OBJECTIVE: In the material below, identify each line bearing the word "charm". Reproduce those lines.
==========
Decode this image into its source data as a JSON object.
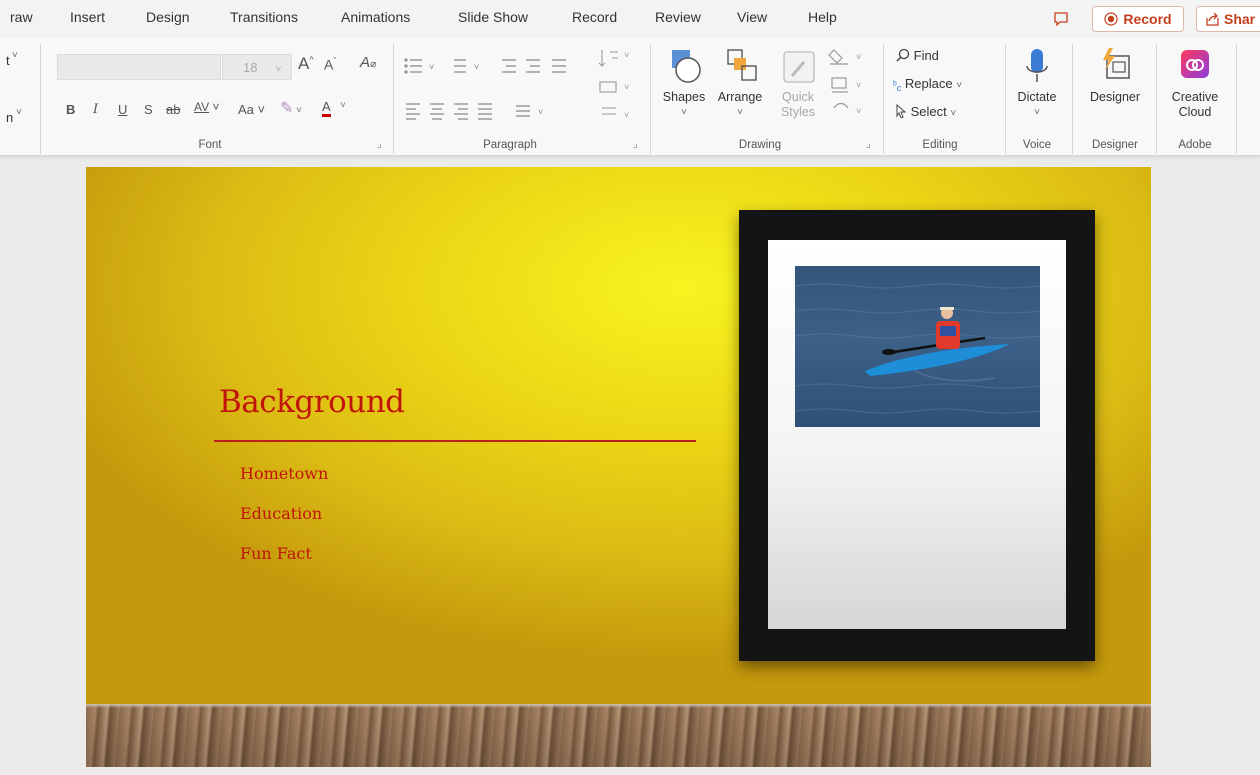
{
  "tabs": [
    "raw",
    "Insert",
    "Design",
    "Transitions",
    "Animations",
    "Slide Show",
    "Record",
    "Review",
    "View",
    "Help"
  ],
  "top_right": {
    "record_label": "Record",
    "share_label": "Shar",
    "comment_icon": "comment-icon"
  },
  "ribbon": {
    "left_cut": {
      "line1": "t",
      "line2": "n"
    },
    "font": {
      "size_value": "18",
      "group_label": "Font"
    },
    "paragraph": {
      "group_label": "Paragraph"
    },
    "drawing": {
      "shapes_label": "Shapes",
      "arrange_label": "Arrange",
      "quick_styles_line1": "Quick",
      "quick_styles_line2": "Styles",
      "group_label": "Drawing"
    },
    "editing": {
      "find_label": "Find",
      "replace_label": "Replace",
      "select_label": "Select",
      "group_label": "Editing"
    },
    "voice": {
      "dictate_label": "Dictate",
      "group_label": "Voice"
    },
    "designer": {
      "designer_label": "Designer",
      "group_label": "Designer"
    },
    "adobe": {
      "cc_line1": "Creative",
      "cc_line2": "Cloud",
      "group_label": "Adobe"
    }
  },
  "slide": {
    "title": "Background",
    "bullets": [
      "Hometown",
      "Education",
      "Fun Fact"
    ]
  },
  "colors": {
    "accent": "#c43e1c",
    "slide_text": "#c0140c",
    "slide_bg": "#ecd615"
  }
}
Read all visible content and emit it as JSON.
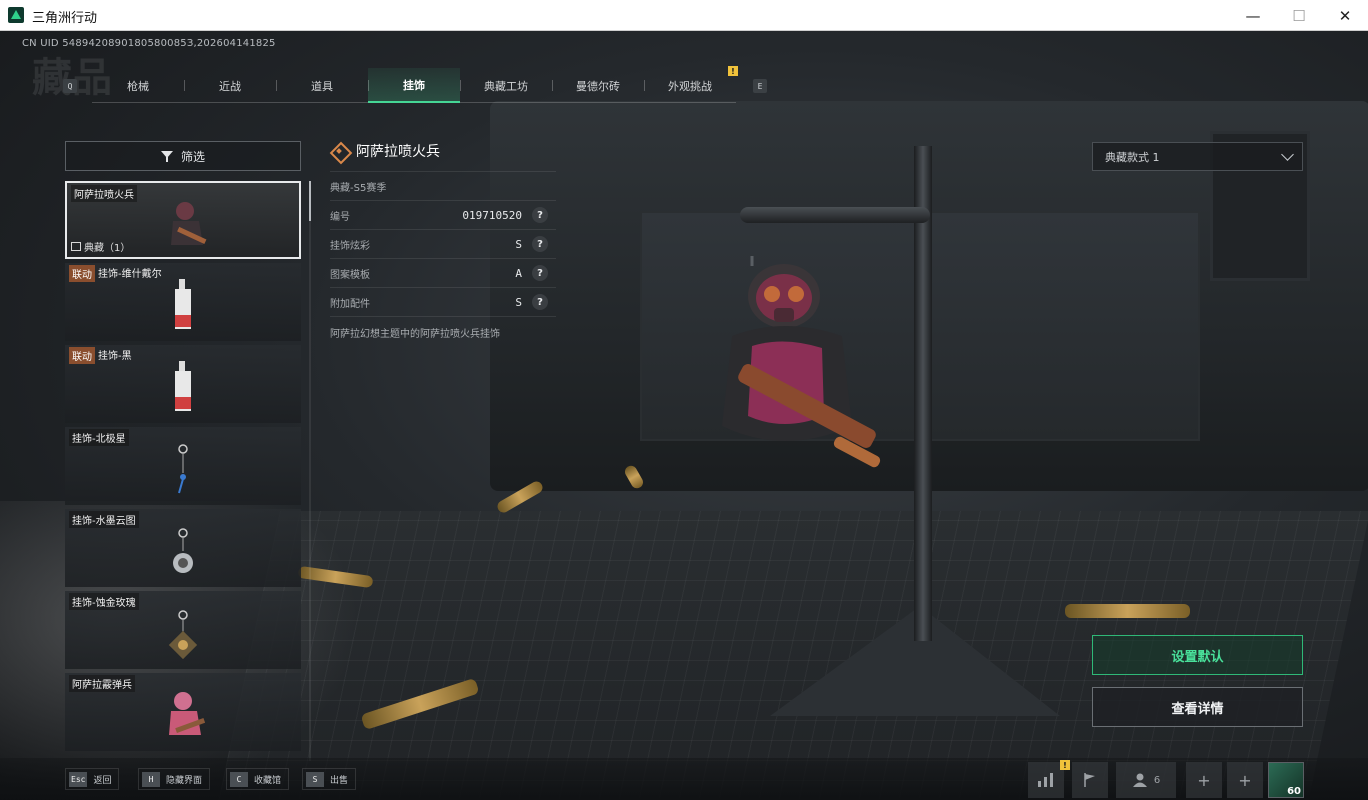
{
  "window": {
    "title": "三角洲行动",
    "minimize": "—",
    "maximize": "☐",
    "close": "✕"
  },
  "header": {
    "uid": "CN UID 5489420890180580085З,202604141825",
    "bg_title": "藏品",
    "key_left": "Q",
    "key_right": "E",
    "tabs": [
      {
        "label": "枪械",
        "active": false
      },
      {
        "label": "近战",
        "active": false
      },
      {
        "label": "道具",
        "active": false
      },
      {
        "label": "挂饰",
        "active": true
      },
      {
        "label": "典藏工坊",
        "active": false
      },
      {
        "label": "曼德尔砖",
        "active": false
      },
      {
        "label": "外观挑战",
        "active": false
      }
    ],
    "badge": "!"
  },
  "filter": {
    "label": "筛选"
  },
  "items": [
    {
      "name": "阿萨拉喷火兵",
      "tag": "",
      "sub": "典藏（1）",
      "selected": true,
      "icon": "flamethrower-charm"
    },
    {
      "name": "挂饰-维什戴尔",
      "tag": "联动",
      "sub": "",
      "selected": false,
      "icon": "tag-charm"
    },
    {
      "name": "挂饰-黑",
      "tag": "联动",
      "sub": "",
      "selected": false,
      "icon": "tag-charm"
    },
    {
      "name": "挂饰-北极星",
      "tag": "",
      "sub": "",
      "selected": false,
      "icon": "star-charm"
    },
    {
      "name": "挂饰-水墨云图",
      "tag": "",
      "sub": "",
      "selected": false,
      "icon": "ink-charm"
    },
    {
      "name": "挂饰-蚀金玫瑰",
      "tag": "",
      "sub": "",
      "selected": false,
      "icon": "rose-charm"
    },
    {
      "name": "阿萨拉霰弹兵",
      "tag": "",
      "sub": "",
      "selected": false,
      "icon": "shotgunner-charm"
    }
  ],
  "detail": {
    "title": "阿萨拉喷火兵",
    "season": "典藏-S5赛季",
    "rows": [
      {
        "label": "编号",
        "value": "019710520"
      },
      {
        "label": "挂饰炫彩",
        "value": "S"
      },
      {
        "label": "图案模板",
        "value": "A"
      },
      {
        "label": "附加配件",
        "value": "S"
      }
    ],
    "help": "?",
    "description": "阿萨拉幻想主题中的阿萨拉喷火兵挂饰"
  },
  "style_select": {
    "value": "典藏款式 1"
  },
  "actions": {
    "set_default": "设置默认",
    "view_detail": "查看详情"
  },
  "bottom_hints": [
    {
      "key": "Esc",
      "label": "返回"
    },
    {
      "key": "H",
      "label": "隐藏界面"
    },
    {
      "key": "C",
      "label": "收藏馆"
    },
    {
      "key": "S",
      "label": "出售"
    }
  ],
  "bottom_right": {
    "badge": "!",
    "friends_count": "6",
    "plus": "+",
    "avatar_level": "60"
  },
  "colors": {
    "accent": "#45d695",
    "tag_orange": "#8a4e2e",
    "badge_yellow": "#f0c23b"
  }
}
==========
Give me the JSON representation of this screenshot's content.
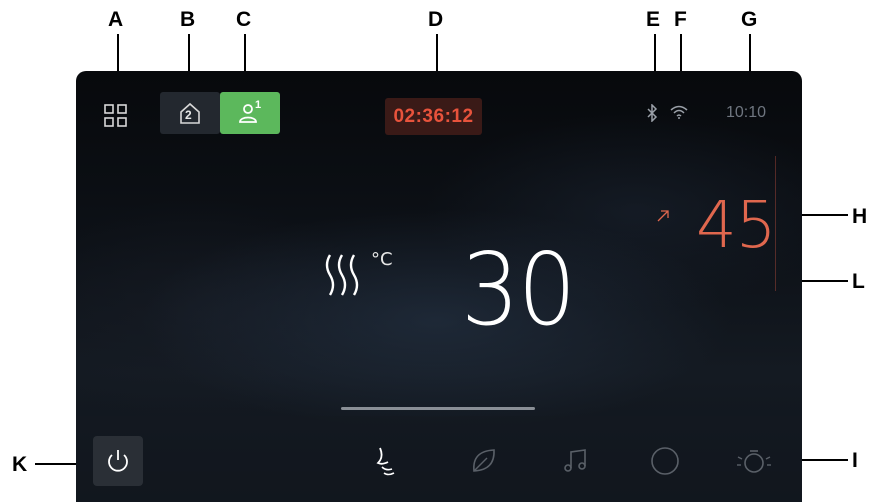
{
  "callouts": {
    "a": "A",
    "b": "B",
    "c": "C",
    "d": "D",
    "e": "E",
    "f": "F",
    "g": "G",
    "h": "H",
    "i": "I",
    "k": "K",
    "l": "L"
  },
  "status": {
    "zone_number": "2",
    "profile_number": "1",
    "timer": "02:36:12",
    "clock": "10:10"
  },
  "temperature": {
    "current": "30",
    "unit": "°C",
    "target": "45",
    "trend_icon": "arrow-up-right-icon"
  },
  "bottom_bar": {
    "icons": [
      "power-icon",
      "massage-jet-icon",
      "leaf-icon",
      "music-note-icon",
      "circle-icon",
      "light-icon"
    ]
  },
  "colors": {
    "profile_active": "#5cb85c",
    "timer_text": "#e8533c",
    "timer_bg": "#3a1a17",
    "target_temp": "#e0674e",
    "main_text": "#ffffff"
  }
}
==========
RESPONSE TO THIS TASK:
      "icon": "flamethrower-charm"
      "icon": "tag-charm"
      "icon": "tag-charm"
      "icon": "star-charm"
      "icon": "ink-charm"
      "icon": "rose-charm"
      "icon": "shotgunner-charm"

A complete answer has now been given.